**WHAT NEEDS TO BE DONE**
Gather all lines in the records below that include the word "涵养水源".

**INPUT FOR THIS TASK**
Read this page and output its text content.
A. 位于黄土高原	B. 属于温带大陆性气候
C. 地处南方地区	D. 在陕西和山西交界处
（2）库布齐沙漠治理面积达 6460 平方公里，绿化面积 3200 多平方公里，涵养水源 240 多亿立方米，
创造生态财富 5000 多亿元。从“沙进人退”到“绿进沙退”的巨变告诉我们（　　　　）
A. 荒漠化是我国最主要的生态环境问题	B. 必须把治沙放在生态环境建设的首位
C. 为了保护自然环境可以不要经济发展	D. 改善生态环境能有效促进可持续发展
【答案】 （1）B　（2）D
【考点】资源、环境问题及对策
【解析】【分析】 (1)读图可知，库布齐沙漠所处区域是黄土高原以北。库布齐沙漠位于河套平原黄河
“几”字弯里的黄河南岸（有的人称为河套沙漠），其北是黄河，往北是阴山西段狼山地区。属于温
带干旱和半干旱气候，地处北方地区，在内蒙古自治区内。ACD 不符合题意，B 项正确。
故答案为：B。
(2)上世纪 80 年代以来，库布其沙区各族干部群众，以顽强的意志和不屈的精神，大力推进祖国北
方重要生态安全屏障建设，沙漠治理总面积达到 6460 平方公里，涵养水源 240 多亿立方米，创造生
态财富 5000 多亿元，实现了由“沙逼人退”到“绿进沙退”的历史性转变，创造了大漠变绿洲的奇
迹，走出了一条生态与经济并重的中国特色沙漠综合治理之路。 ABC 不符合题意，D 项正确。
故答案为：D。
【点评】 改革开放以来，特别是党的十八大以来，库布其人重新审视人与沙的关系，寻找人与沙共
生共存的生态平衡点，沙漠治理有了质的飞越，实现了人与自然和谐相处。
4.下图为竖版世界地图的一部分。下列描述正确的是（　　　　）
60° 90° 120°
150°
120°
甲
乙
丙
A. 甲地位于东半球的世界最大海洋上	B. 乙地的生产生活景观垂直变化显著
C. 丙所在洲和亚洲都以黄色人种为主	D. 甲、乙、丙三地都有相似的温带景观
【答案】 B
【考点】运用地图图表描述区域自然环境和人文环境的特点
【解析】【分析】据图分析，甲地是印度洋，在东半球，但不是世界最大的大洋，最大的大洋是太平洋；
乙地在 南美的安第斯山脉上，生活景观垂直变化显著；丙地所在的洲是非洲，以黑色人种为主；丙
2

...

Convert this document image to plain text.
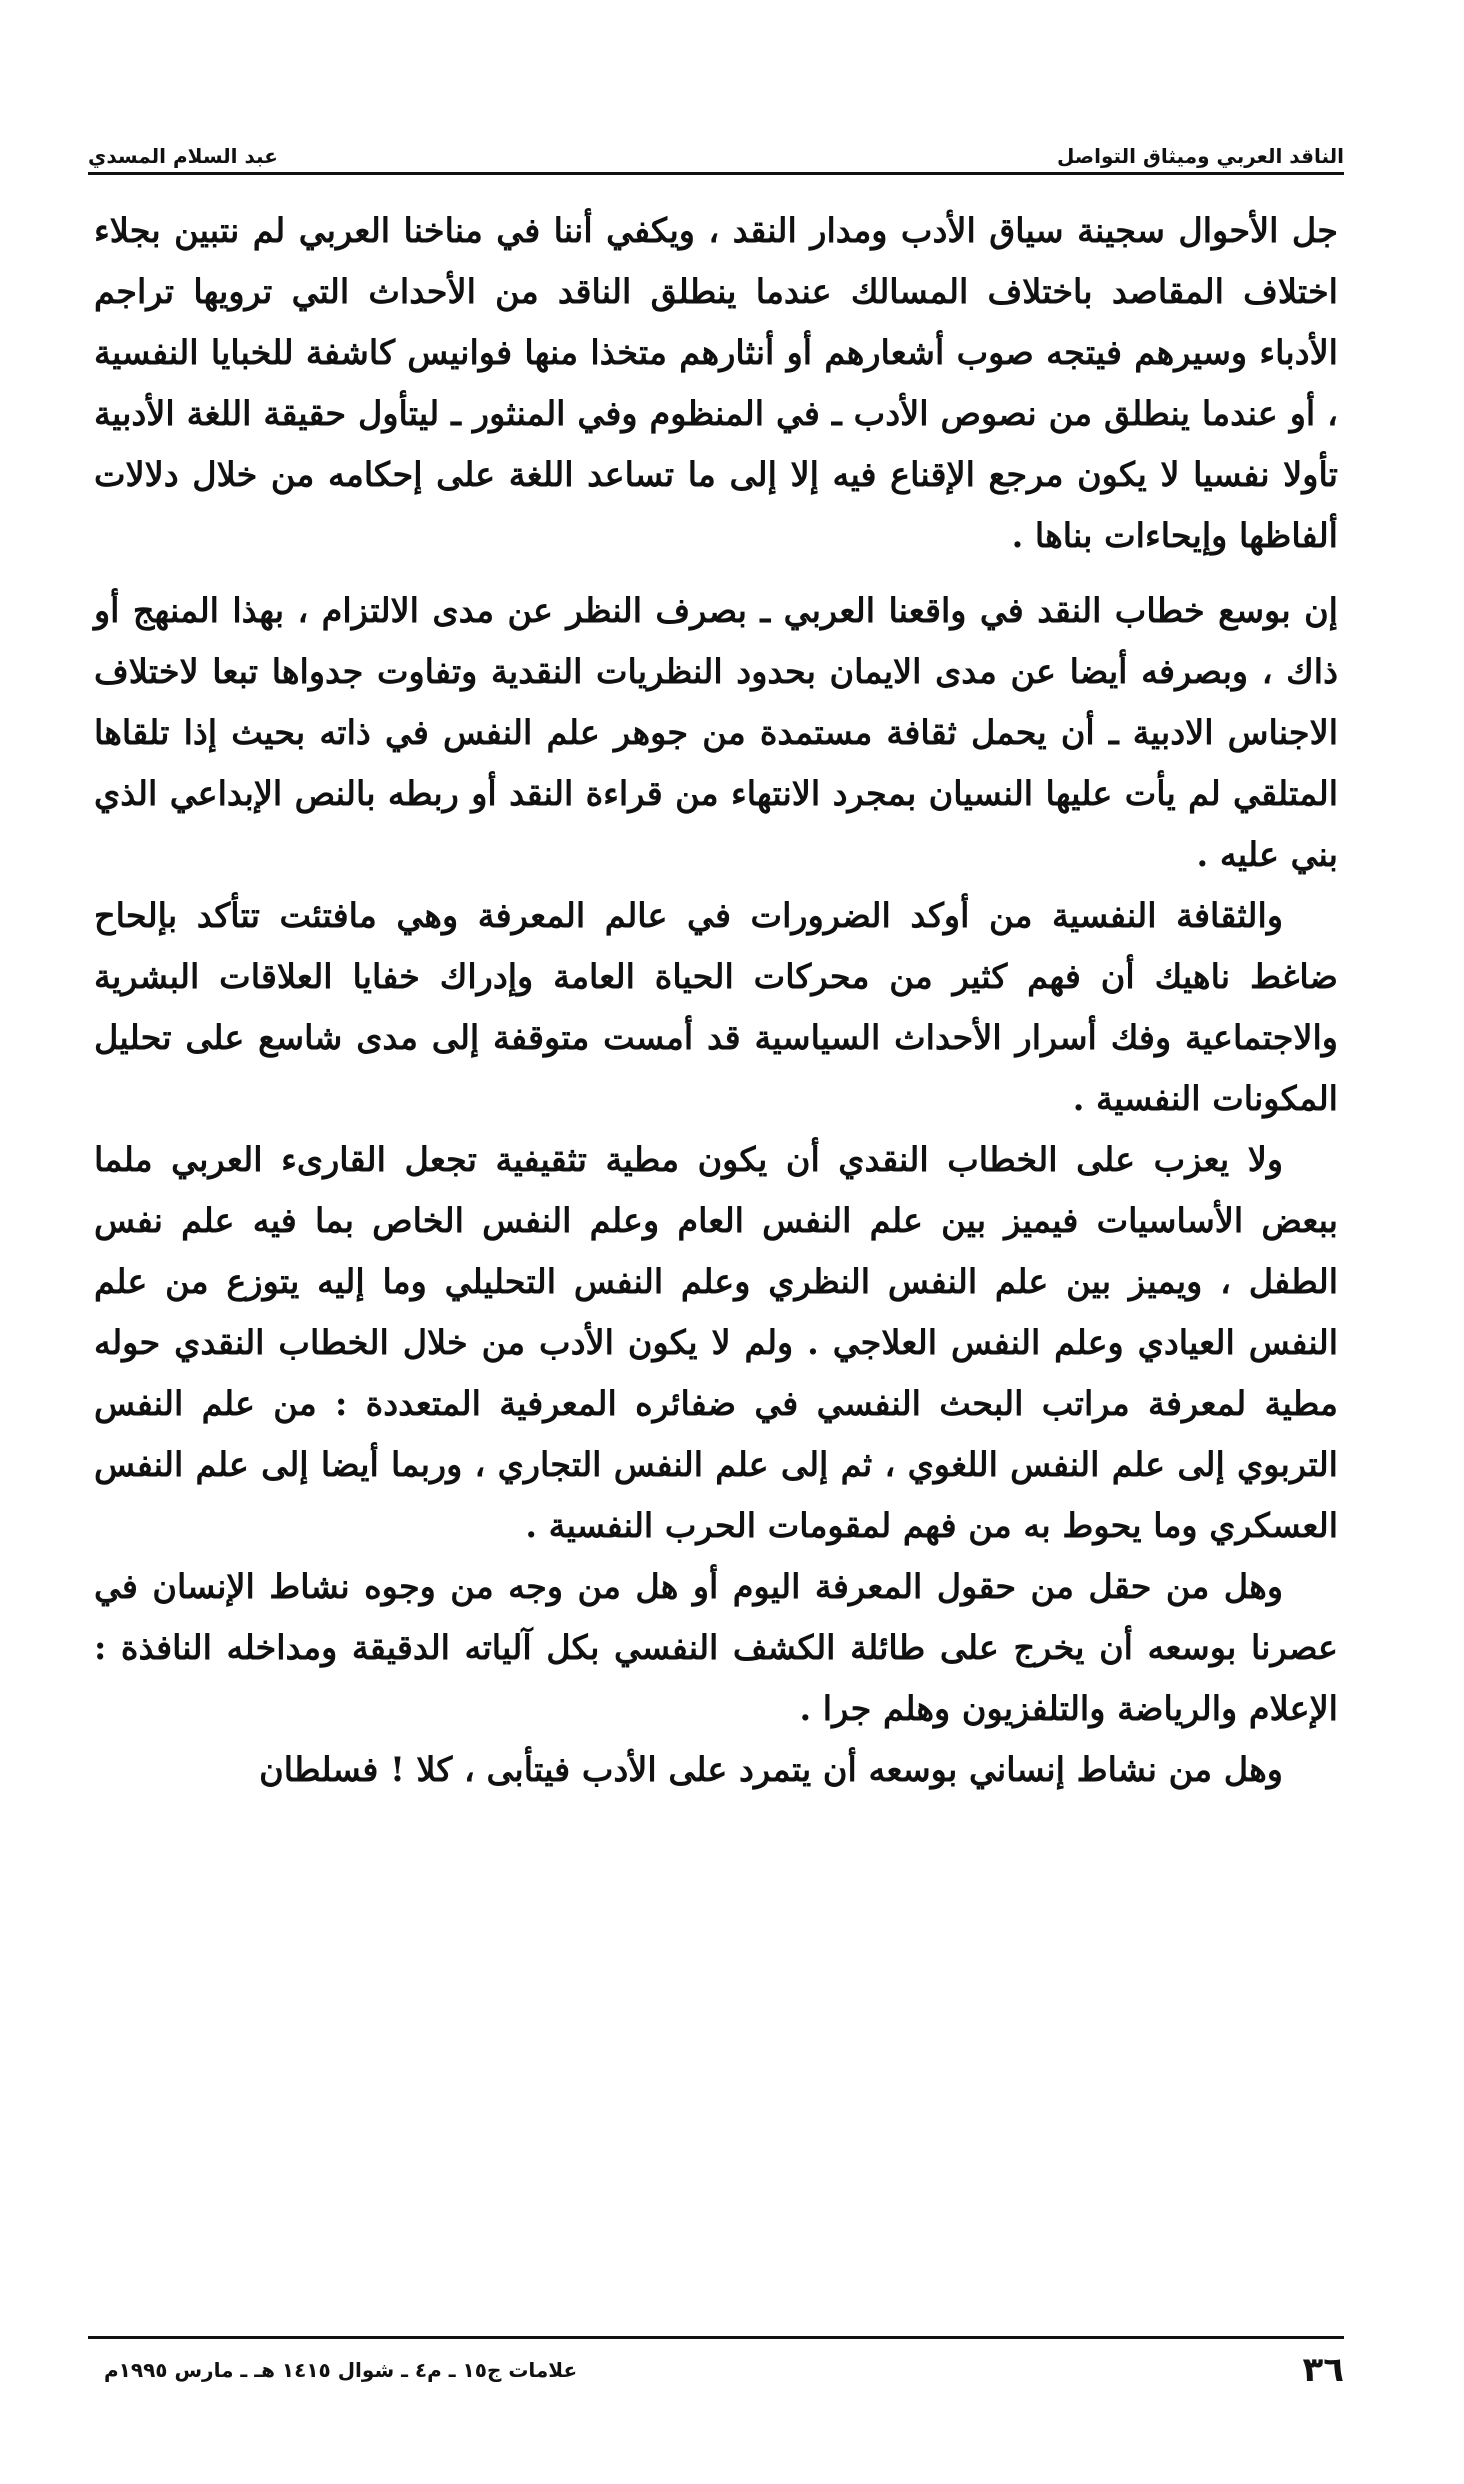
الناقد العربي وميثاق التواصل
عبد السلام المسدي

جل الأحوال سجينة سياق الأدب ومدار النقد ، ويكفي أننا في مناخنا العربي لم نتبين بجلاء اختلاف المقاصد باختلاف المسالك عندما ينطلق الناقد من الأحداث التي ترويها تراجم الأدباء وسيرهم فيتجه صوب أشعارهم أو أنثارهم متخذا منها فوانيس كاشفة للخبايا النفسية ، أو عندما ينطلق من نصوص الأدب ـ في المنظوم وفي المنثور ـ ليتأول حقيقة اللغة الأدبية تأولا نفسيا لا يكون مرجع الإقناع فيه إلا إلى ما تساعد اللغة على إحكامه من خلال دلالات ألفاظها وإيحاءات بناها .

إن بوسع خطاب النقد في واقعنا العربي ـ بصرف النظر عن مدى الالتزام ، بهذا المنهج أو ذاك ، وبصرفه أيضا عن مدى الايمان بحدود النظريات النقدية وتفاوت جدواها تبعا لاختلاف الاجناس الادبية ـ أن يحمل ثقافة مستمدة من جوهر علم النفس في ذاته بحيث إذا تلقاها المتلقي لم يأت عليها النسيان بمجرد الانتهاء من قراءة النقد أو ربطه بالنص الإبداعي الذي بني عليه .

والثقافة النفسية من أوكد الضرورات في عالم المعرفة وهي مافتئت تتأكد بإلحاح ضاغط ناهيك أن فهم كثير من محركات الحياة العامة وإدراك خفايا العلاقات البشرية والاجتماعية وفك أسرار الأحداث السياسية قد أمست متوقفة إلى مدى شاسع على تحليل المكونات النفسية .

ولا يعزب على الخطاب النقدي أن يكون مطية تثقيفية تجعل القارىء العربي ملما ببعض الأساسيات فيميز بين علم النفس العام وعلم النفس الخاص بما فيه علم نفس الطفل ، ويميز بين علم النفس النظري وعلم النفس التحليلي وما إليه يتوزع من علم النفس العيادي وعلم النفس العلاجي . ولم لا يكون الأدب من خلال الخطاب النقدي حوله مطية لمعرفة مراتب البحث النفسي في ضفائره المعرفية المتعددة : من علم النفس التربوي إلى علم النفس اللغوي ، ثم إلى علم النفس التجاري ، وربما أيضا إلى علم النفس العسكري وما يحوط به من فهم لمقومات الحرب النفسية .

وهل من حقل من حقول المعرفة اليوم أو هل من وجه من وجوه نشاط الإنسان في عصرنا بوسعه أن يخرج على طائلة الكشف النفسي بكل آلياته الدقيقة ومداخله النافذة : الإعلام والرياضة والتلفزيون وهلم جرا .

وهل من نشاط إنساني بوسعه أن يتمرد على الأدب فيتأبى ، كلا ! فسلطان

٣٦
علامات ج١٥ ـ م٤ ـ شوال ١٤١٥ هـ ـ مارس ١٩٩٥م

**COMPLETED EXERCISE**
（2）库布齐沙漠治理面积达 6460 平方公里，绿化面积 3200 多平方公里，涵养水源 240 多亿立方米，
方重要生态安全屏障建设，沙漠治理总面积达到 6460 平方公里，涵养水源 240 多亿立方米，创造生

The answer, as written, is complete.